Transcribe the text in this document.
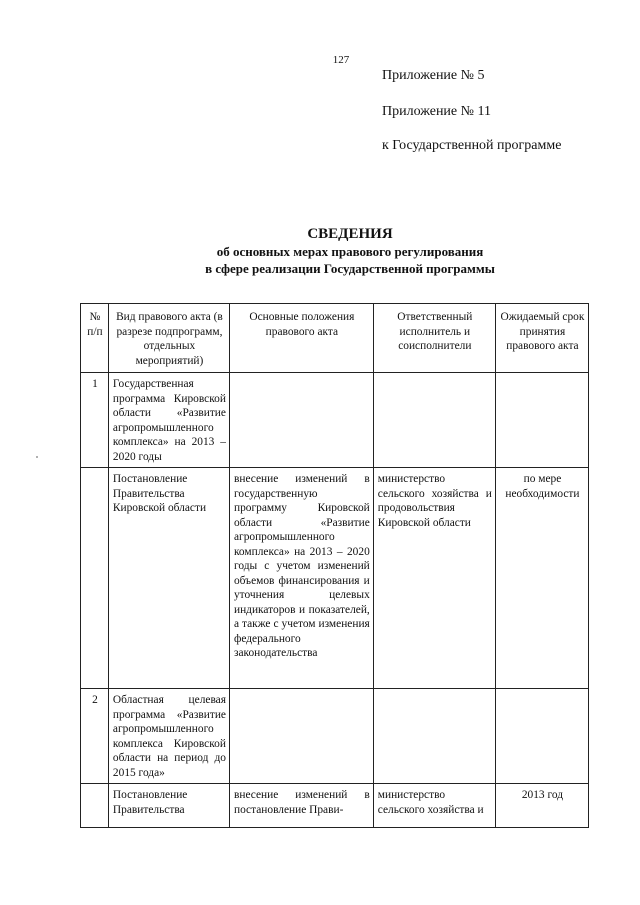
127
Приложение № 5
Приложение № 11
к Государственной программе
СВЕДЕНИЯ
об основных мерах правового регулирования
в сфере реализации Государственной программы
№ п/п	Вид правового акта (в разрезе подпрограмм, отдельных мероприятий)	Основные положения правового акта	Ответственный исполнитель и соисполнители	Ожидаемый срок принятия правового акта
1	Государственная программа Кировской области «Развитие агропромышленного комплекса» на 2013 – 2020 годы			
	Постановление Правительства Кировской области	внесение изменений в государственную программу Кировской области «Развитие агропромышленного комплекса» на 2013 – 2020 годы с учетом изменений объемов финансирования и уточнения целевых индикаторов и показателей, а также с учетом изменения федерального законодательства	министерство сельского хозяйства и продовольствия Кировской области	по мере необходимости
2	Областная целевая программа «Развитие агропромышленного комплекса Кировской области на период до 2015 года»			
	Постановление Правительства	внесение изменений в постановление Прави-	министерство сельского хозяйства и	2013 год
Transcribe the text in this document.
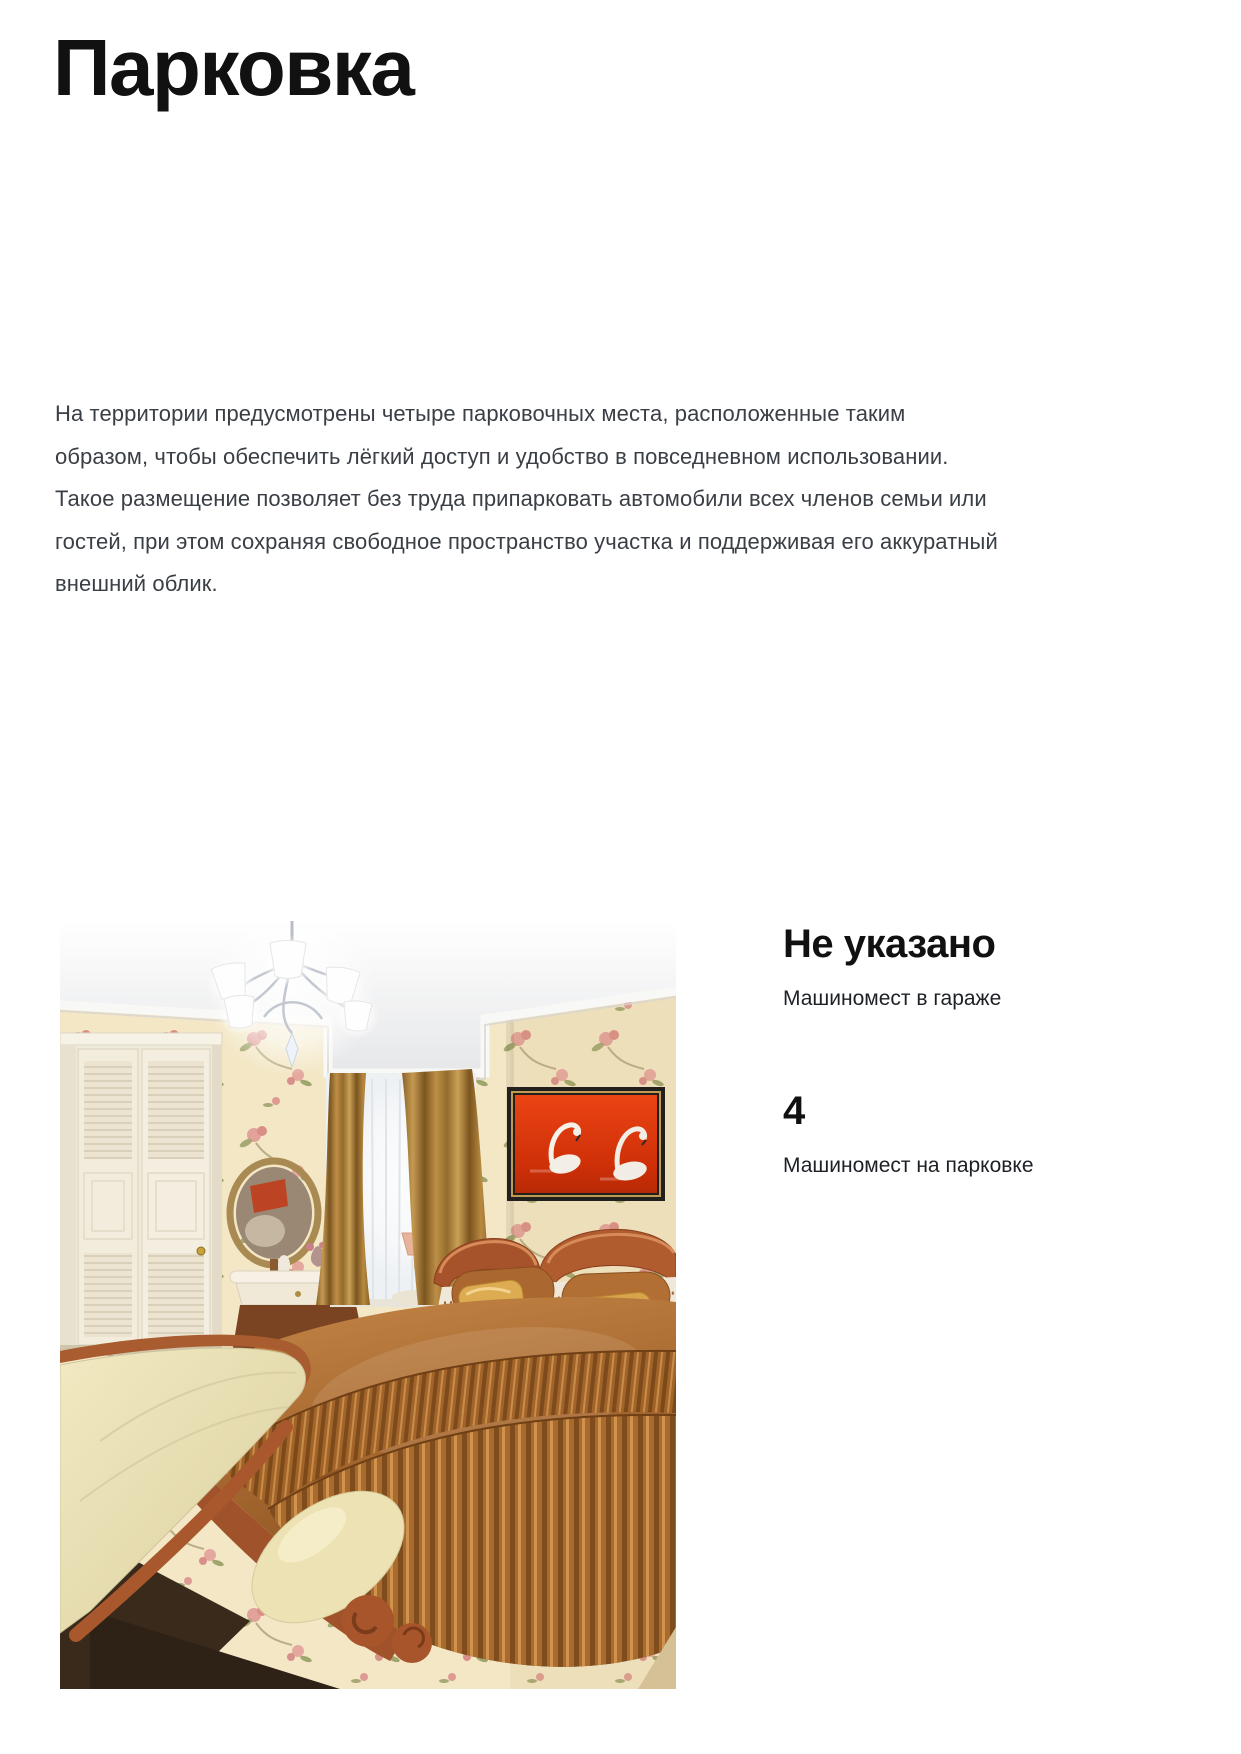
Парковка

На территории предусмотрены четыре парковочных места, расположенные таким образом, чтобы обеспечить лёгкий доступ и удобство в повседневном использовании. Такое размещение позволяет без труда припарковать автомобили всех членов семьи или гостей, при этом сохраняя свободное пространство участка и поддерживая его аккуратный внешний облик.

Не указано
Машиномест в гараже
4
Машиномест на парковке
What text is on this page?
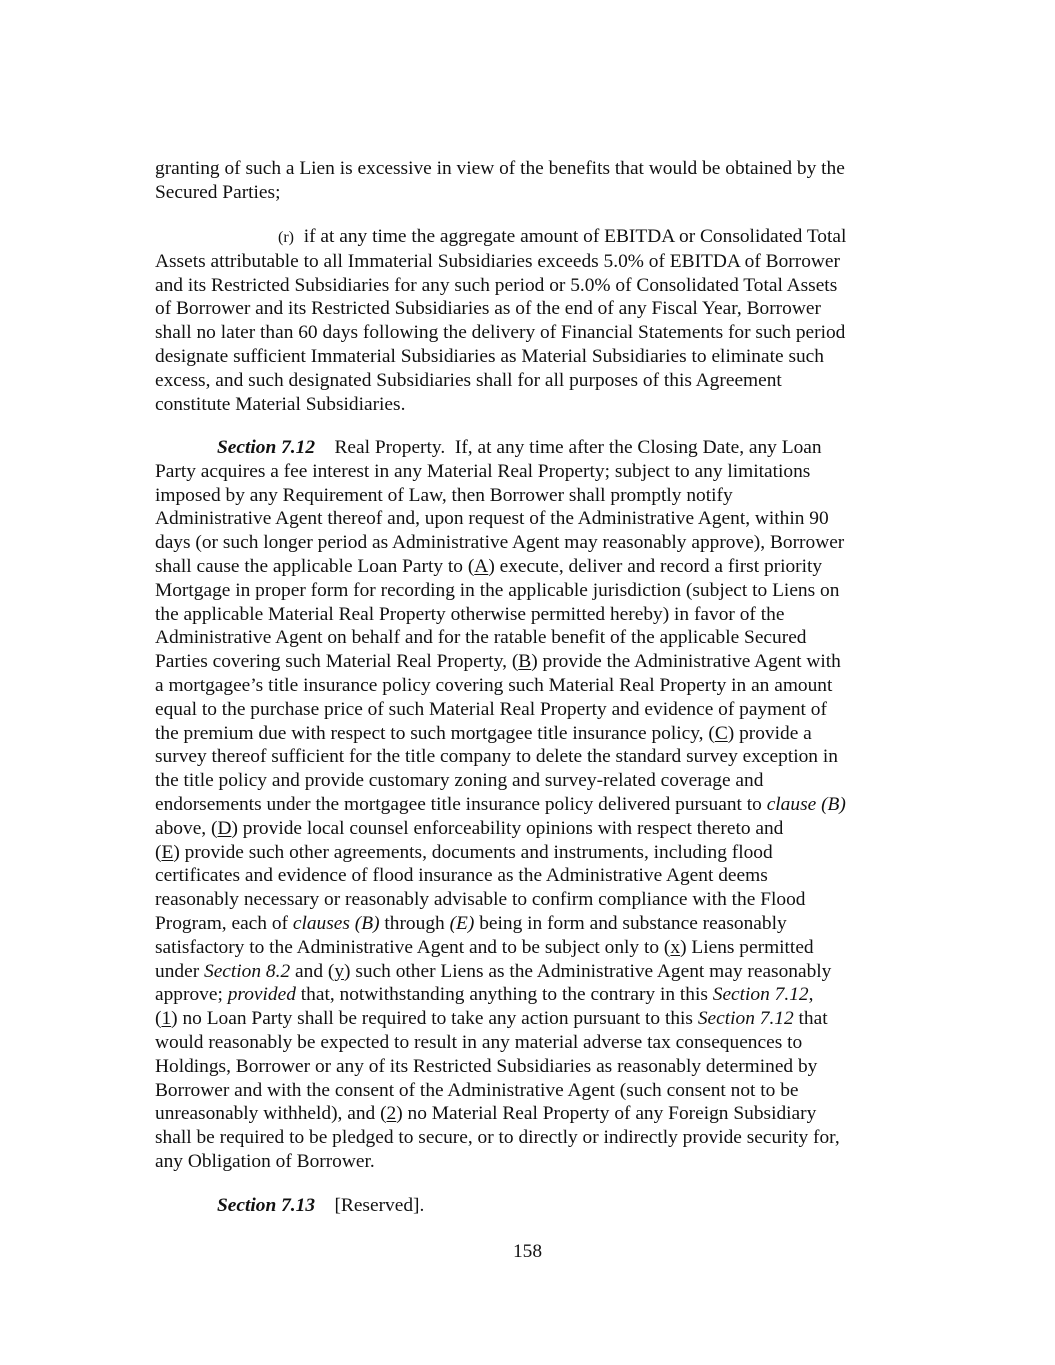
granting of such a Lien is excessive in view of the benefits that would be obtained by the
Secured Parties;

(r) if at any time the aggregate amount of EBITDA or Consolidated Total
Assets attributable to all Immaterial Subsidiaries exceeds 5.0% of EBITDA of Borrower
and its Restricted Subsidiaries for any such period or 5.0% of Consolidated Total Assets
of Borrower and its Restricted Subsidiaries as of the end of any Fiscal Year, Borrower
shall no later than 60 days following the delivery of Financial Statements for such period
designate sufficient Immaterial Subsidiaries as Material Subsidiaries to eliminate such
excess, and such designated Subsidiaries shall for all purposes of this Agreement
constitute Material Subsidiaries.

Section 7.12 Real Property. If, at any time after the Closing Date, any Loan
Party acquires a fee interest in any Material Real Property; subject to any limitations
imposed by any Requirement of Law, then Borrower shall promptly notify
Administrative Agent thereof and, upon request of the Administrative Agent, within 90
days (or such longer period as Administrative Agent may reasonably approve), Borrower
shall cause the applicable Loan Party to (A) execute, deliver and record a first priority
Mortgage in proper form for recording in the applicable jurisdiction (subject to Liens on
the applicable Material Real Property otherwise permitted hereby) in favor of the
Administrative Agent on behalf and for the ratable benefit of the applicable Secured
Parties covering such Material Real Property, (B) provide the Administrative Agent with
a mortgagee’s title insurance policy covering such Material Real Property in an amount
equal to the purchase price of such Material Real Property and evidence of payment of
the premium due with respect to such mortgagee title insurance policy, (C) provide a
survey thereof sufficient for the title company to delete the standard survey exception in
the title policy and provide customary zoning and survey-related coverage and
endorsements under the mortgagee title insurance policy delivered pursuant to clause (B)
above, (D) provide local counsel enforceability opinions with respect thereto and
(E) provide such other agreements, documents and instruments, including flood
certificates and evidence of flood insurance as the Administrative Agent deems
reasonably necessary or reasonably advisable to confirm compliance with the Flood
Program, each of clauses (B) through (E) being in form and substance reasonably
satisfactory to the Administrative Agent and to be subject only to (x) Liens permitted
under Section 8.2 and (y) such other Liens as the Administrative Agent may reasonably
approve; provided that, notwithstanding anything to the contrary in this Section 7.12,
(1) no Loan Party shall be required to take any action pursuant to this Section 7.12 that
would reasonably be expected to result in any material adverse tax consequences to
Holdings, Borrower or any of its Restricted Subsidiaries as reasonably determined by
Borrower and with the consent of the Administrative Agent (such consent not to be
unreasonably withheld), and (2) no Material Real Property of any Foreign Subsidiary
shall be required to be pledged to secure, or to directly or indirectly provide security for,
any Obligation of Borrower.

Section 7.13 [Reserved].

158
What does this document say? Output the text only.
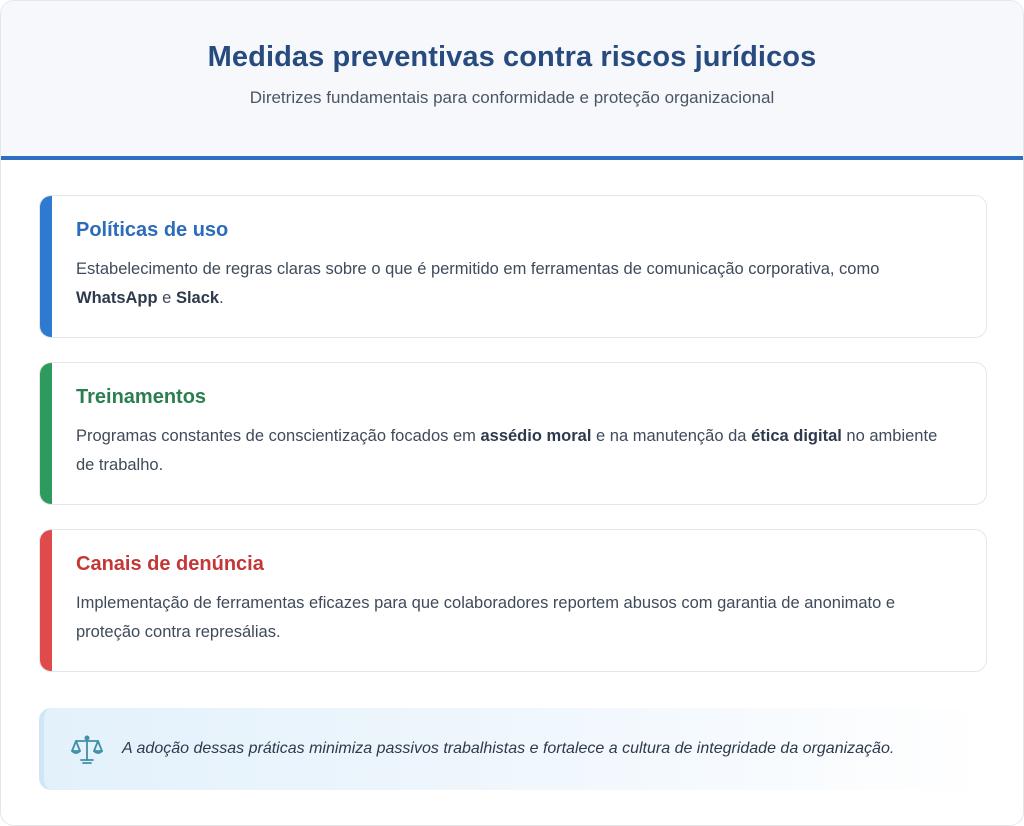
Medidas preventivas contra riscos jurídicos

Diretrizes fundamentais para conformidade e proteção organizacional

Políticas de uso
Estabelecimento de regras claras sobre o que é permitido em ferramentas de comunicação corporativa, como WhatsApp e Slack.
Treinamentos
Programas constantes de conscientização focados em assédio moral e na manutenção da ética digital no ambiente de trabalho.
Canais de denúncia
Implementação de ferramentas eficazes para que colaboradores reportem abusos com garantia de anonimato e proteção contra represálias.
A adoção dessas práticas minimiza passivos trabalhistas e fortalece a cultura de integridade da organização.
-*-*-
- _AIM_: Go through the listing above and locate each line that holds the word "ferramentas". Copy those lines.

- _WORKED ANSWER_:
Estabelecimento de regras claras sobre o que é permitido em ferramentas de comunicação corporativa, como WhatsApp e Slack.
Implementação de ferramentas eficazes para que colaboradores reportem abusos com garantia de anonimato e proteção contra represálias.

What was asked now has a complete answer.